» What to work on:
Word for word, restate every line of the material.

* START *

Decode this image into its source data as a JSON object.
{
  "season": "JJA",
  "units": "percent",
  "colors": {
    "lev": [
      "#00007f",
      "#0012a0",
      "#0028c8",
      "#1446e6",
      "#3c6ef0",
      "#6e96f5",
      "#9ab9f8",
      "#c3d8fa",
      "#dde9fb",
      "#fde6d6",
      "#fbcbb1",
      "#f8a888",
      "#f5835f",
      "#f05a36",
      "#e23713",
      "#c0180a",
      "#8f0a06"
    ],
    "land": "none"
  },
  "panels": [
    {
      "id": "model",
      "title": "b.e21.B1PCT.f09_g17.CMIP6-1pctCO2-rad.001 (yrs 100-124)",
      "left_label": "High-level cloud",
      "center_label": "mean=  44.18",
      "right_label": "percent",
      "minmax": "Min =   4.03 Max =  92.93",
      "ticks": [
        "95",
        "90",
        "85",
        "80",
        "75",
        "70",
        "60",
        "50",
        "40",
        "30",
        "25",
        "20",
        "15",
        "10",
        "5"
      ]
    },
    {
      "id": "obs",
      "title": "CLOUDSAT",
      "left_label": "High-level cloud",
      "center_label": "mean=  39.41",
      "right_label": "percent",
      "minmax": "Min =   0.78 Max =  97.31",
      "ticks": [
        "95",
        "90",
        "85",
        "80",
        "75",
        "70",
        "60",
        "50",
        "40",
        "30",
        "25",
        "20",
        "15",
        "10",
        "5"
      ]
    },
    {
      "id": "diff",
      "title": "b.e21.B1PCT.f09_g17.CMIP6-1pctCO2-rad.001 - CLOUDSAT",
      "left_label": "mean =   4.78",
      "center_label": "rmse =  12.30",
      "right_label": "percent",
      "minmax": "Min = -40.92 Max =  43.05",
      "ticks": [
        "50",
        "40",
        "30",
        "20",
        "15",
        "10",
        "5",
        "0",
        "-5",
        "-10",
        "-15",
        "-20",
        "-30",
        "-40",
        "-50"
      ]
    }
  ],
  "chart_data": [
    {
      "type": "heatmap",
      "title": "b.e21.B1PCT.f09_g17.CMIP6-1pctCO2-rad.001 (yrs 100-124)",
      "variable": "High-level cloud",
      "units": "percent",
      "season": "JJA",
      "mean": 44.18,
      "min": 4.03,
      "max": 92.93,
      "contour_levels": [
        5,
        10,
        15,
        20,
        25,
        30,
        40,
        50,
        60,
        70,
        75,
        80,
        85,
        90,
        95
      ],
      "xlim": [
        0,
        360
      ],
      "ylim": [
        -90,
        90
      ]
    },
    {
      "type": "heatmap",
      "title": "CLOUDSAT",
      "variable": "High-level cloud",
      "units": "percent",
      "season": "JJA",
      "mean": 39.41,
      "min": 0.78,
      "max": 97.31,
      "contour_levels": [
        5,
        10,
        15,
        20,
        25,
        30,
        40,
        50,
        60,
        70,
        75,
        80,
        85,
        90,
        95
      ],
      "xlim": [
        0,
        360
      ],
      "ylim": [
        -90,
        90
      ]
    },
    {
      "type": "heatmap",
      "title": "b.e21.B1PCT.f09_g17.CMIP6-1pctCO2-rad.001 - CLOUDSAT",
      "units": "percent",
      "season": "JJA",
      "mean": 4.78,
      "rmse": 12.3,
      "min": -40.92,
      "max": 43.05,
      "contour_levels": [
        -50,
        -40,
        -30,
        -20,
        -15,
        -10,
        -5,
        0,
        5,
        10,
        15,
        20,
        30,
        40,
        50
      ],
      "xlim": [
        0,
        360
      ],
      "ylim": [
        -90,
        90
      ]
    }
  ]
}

* END *

» Answer to this exercise:
Decode this image into its source data as a JSON object.
{
  "season": "JJA",
  "units": "percent",
  "colors": {
    "lev": [
      "#00007f",
      "#0012a0",
      "#0028c8",
      "#1446e6",
      "#3c6ef0",
      "#6e96f5",
      "#9ab9f8",
      "#c3d8fa",
      "#dde9fb",
      "#fde6d6",
      "#fbcbb1",
      "#f8a888",
      "#f5835f",
      "#f05a36",
      "#e23713",
      "#c0180a",
      "#8f0a06"
    ],
    "land": "none"
  },
  "panels": [
    {
      "id": "model",
      "title": "b.e21.B1PCT.f09_g17.CMIP6-1pctCO2-rad.001 (yrs 100-124)",
      "left_label": "High-level cloud",
      "center_label": "mean=  44.18",
      "right_label": "percent",
      "minmax": "Min =   4.03 Max =  92.93",
      "ticks": [
        "95",
        "90",
        "85",
        "80",
        "75",
        "70",
        "60",
        "50",
        "40",
        "30",
        "25",
        "20",
        "15",
        "10",
        "5"
      ]
    },
    {
      "id": "obs",
      "title": "CLOUDSAT",
      "left_label": "High-level cloud",
      "center_label": "mean=  39.41",
      "right_label": "percent",
      "minmax": "Min =   0.78 Max =  97.31",
      "ticks": [
        "95",
        "90",
        "85",
        "80",
        "75",
        "70",
        "60",
        "50",
        "40",
        "30",
        "25",
        "20",
        "15",
        "10",
        "5"
      ]
    },
    {
      "id": "diff",
      "title": "b.e21.B1PCT.f09_g17.CMIP6-1pctCO2-rad.001 - CLOUDSAT",
      "left_label": "mean =   4.78",
      "center_label": "rmse =  12.30",
      "right_label": "percent",
      "minmax": "Min = -40.92 Max =  43.05",
      "ticks": [
        "50",
        "40",
        "30",
        "20",
        "15",
        "10",
        "5",
        "0",
        "-5",
        "-10",
        "-15",
        "-20",
        "-30",
        "-40",
        "-50"
      ]
    }
  ],
  "chart_data": [
    {
      "type": "heatmap",
      "title": "b.e21.B1PCT.f09_g17.CMIP6-1pctCO2-rad.001 (yrs 100-124)",
      "variable": "High-level cloud",
      "units": "percent",
      "season": "JJA",
      "mean": 44.18,
      "min": 4.03,
      "max": 92.93,
      "contour_levels": [
        5,
        10,
        15,
        20,
        25,
        30,
        40,
        50,
        60,
        70,
        75,
        80,
        85,
        90,
        95
      ],
      "xlim": [
        0,
        360
      ],
      "ylim": [
        -90,
        90
      ]
    },
    {
      "type": "heatmap",
      "title": "CLOUDSAT",
      "variable": "High-level cloud",
      "units": "percent",
      "season": "JJA",
      "mean": 39.41,
      "min": 0.78,
      "max": 97.31,
      "contour_levels": [
        5,
        10,
        15,
        20,
        25,
        30,
        40,
        50,
        60,
        70,
        75,
        80,
        85,
        90,
        95
      ],
      "xlim": [
        0,
        360
      ],
      "ylim": [
        -90,
        90
      ]
    },
    {
      "type": "heatmap",
      "title": "b.e21.B1PCT.f09_g17.CMIP6-1pctCO2-rad.001 - CLOUDSAT",
      "units": "percent",
      "season": "JJA",
      "mean": 4.78,
      "rmse": 12.3,
      "min": -40.92,
      "max": 43.05,
      "contour_levels": [
        -50,
        -40,
        -30,
        -20,
        -15,
        -10,
        -5,
        0,
        5,
        10,
        15,
        20,
        30,
        40,
        50
      ],
      "xlim": [
        0,
        360
      ],
      "ylim": [
        -90,
        90
      ]
    }
  ]
}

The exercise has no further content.